# TEXT PROVIDED
## BEGIN
Following another Benjamin soundbite, Glor summarized policy proposals individuals like Benjamin are seeking: “Benjamin says a public health campaign that focuses on securing guns in the home, increased firearm safety training, and more screening of the mentally ill focuses less on gun control politics and more on prevention.”

It was only after a fourth Benjamin soundbite that Glor turned to Crime Prevention Research Center President John Lott Jr., who rejected the premise that “gun violence should be treated as a public health issue.” 

When Glor asked “[h]ow does more guns mean less crimes,” Lott responded: “Every country in world or place in the world that's banned guns has seen an increase in murder rates. It's not just Washington, D.C. and Chicago.”

With time running out in the piece, Glor went back to Benjamin for a response to Lott’s line of thinking: “The Second Amendment is real, let's respect it, but let's figure out how to save lives together.”

On the Thursday morning newscasts, the CBS Evening News’ counterpart CBS This Morning and ABC’s Good Morning America advanced the gun control narrative in their coverage of the horrifying WDBJ tragedy.

The relevant portions of the transcript from the CBS Evening News on August 27 can be found below.

CBS Evening News
August 27, 2015
6:35 p.m. Eastern [TEASE]

[ON-SCREEN HEADLINE CAPTION: Later: Guns in America]

MAURICE DUBOIS: Some public health officials say gun violence, just like car accidents and smoking-related illnesses can be prevented or at least reduced. We'll have both sides of that issue later on in the broadcast. 

(....)

6:46 p.m. Eastern

[ON-SCREEN HEADLINE CAPTION: Guns in America]

DUBOIS: The United States has about 4 percent of the world's population, but nearly half the civilian-owned guns. With gun violence on rise, some public health officials say it's time to change our approach to the problem. Here's Jeff Glor.
## END
# DATASET ROWS
## BEGIN
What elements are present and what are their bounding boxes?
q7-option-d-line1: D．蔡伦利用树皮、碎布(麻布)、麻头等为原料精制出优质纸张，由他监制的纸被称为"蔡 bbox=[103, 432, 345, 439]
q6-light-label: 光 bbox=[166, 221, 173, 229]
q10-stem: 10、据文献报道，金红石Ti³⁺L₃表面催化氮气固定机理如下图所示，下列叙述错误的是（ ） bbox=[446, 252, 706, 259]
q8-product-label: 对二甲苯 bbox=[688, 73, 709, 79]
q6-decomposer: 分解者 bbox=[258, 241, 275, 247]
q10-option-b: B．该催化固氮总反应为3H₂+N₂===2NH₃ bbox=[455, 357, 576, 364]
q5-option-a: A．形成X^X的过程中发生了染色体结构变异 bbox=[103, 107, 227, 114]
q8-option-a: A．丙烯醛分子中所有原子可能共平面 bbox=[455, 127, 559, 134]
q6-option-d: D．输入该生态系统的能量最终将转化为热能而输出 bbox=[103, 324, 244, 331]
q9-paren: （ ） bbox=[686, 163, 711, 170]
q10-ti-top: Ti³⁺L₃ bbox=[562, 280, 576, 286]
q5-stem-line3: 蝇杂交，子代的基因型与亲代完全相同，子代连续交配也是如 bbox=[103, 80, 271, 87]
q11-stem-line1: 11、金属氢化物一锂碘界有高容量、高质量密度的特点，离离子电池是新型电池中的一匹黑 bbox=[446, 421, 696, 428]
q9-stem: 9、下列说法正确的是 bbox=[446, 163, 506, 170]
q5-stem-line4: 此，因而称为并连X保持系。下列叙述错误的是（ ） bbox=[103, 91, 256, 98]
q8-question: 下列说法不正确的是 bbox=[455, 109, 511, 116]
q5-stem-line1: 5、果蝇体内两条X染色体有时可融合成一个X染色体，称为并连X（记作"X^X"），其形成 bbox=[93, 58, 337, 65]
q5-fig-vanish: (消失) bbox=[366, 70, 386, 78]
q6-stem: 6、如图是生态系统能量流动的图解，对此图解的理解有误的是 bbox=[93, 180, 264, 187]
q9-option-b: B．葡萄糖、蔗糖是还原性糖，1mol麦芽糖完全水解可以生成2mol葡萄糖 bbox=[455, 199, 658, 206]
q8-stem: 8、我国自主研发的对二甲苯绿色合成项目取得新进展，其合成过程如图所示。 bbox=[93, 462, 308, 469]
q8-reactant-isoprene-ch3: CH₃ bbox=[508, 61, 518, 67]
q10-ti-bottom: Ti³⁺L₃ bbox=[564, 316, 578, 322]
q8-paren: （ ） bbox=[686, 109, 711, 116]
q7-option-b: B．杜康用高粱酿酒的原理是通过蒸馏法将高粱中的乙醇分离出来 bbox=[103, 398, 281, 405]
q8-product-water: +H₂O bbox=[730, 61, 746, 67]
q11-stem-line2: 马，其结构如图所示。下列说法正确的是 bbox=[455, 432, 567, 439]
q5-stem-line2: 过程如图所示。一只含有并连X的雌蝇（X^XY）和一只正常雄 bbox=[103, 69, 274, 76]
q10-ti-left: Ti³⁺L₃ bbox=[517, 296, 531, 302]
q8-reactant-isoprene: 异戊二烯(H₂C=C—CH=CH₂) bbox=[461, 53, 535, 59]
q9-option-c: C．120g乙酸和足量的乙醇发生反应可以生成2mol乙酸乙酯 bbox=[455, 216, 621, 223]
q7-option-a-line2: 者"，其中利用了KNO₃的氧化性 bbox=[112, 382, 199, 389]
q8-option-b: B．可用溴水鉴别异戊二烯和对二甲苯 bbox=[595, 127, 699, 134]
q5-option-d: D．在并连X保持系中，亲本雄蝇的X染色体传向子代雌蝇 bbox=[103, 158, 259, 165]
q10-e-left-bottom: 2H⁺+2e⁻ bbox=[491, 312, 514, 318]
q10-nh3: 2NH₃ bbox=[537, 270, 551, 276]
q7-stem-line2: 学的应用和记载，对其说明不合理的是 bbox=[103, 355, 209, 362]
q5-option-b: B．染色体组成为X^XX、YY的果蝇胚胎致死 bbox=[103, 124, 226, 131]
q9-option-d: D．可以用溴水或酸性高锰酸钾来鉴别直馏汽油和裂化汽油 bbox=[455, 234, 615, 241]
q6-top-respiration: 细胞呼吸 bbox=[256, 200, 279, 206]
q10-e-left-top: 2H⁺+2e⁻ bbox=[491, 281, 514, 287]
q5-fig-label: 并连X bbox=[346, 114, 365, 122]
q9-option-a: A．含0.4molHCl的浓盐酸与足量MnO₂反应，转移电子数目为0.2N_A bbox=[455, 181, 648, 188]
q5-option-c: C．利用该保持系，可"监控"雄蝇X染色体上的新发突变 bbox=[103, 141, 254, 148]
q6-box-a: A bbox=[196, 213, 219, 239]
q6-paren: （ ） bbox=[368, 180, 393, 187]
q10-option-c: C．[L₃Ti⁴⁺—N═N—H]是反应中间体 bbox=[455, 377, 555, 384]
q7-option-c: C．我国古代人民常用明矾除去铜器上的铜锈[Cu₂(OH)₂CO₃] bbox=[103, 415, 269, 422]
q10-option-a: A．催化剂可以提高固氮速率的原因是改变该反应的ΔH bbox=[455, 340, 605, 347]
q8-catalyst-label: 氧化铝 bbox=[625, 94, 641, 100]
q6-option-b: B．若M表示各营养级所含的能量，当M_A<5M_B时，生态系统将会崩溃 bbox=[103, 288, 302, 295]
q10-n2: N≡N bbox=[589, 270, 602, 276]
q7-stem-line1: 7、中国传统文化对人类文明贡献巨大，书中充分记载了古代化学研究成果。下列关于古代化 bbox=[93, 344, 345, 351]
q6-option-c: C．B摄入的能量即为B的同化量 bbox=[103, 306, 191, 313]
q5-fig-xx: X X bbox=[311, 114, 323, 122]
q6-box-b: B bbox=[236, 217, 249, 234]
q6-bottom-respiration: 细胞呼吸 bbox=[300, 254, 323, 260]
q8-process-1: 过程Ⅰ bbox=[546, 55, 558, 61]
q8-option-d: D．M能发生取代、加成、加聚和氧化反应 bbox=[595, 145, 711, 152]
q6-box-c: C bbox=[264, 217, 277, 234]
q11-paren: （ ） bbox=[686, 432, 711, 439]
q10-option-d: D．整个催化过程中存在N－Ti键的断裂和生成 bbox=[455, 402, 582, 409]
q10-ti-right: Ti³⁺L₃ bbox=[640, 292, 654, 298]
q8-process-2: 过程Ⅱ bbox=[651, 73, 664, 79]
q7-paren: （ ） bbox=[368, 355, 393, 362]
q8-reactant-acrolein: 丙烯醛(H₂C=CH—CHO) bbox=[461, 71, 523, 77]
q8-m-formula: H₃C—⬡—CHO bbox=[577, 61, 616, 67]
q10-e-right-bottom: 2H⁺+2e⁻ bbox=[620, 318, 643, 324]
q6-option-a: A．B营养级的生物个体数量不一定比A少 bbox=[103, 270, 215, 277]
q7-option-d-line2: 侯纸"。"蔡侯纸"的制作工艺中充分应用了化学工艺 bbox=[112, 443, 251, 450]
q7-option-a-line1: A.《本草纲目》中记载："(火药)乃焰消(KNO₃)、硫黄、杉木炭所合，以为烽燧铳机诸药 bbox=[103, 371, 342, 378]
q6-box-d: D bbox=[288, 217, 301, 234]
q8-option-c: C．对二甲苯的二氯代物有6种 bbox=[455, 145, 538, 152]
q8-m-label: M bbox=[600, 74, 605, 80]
## END
# WHAT IS REQUIRED
In the excerpt on CBS gun coverage, what share of the world's population does Maurice Dubois say the United States has?

# ANSWER BELOW
About 4 percent.